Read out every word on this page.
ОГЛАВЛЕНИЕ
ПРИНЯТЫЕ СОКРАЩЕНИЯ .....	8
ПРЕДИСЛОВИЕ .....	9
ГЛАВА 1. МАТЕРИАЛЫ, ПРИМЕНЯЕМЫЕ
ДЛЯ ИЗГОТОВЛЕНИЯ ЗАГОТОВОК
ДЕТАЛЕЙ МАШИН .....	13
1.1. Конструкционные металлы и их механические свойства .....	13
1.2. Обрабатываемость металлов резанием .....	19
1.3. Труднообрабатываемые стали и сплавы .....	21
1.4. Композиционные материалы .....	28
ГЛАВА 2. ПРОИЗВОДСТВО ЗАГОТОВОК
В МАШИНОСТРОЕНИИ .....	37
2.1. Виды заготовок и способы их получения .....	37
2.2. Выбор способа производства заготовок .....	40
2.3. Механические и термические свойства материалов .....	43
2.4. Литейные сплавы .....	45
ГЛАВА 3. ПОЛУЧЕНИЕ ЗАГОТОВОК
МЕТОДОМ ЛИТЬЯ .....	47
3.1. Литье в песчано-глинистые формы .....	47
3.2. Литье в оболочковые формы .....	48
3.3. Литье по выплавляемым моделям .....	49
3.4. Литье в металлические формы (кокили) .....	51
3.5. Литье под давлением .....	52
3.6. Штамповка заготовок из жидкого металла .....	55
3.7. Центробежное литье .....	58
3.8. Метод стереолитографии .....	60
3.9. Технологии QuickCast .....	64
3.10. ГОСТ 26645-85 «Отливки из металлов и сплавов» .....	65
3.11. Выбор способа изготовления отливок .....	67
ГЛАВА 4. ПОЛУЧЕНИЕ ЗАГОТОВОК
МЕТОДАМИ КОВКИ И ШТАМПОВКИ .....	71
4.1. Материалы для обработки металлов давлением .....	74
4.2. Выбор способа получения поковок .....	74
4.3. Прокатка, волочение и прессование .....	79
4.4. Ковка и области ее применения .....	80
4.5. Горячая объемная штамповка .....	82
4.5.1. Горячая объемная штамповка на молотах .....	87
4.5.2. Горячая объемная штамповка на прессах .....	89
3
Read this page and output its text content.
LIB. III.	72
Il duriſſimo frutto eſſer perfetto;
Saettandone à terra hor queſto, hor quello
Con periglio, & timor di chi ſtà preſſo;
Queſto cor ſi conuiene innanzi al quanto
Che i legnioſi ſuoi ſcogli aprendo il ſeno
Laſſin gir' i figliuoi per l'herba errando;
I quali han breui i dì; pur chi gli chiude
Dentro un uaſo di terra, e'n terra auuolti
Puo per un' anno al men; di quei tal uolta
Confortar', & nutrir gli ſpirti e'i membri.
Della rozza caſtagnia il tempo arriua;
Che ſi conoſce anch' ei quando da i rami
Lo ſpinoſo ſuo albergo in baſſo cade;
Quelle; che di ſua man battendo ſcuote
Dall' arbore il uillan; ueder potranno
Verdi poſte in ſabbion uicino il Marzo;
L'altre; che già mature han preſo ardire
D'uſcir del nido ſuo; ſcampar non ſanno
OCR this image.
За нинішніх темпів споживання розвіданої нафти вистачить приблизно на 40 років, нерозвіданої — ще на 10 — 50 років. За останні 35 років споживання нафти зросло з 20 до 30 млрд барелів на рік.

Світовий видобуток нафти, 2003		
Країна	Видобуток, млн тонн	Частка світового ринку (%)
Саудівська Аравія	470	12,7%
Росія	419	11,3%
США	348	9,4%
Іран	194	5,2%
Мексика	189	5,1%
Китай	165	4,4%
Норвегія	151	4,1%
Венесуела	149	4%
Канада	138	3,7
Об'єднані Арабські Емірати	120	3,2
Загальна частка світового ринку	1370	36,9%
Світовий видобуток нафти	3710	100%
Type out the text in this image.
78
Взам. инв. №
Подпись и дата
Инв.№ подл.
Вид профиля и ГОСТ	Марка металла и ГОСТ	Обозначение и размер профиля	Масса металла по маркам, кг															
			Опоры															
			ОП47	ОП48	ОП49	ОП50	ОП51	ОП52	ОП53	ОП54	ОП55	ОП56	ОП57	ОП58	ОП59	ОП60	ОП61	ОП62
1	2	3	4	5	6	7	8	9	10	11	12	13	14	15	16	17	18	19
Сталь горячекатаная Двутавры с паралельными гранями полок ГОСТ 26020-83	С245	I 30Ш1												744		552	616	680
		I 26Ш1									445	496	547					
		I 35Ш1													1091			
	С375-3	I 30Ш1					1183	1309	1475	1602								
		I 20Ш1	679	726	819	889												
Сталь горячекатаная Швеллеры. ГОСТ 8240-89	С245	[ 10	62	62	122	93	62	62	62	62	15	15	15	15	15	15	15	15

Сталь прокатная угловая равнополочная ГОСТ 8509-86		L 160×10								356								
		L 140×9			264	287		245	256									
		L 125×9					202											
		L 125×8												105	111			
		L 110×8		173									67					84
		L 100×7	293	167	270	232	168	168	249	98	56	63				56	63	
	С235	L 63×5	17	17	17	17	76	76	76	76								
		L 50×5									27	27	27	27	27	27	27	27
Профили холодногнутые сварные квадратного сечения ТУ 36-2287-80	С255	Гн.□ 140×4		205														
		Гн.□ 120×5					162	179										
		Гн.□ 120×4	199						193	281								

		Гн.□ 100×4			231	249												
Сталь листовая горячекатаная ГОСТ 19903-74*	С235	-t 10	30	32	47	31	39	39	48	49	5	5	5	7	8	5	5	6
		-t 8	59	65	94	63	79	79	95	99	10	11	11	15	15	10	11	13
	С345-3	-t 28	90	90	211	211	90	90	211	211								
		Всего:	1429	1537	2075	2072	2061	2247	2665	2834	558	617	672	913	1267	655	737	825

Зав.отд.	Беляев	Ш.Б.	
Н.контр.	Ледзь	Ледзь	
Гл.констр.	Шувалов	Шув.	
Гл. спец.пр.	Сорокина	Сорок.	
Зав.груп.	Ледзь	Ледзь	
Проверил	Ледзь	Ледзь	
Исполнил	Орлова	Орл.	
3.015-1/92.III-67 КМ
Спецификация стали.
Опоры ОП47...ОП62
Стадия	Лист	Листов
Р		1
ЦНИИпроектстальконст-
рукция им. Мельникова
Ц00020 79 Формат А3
********************
● Given problem:
Search the entries for the string "свойства" and collect each line that has it.

● Result of this task:
1.1. Конструкционные металлы и их механические свойства .....	13
2.3. Механические и термические свойства материалов .....	43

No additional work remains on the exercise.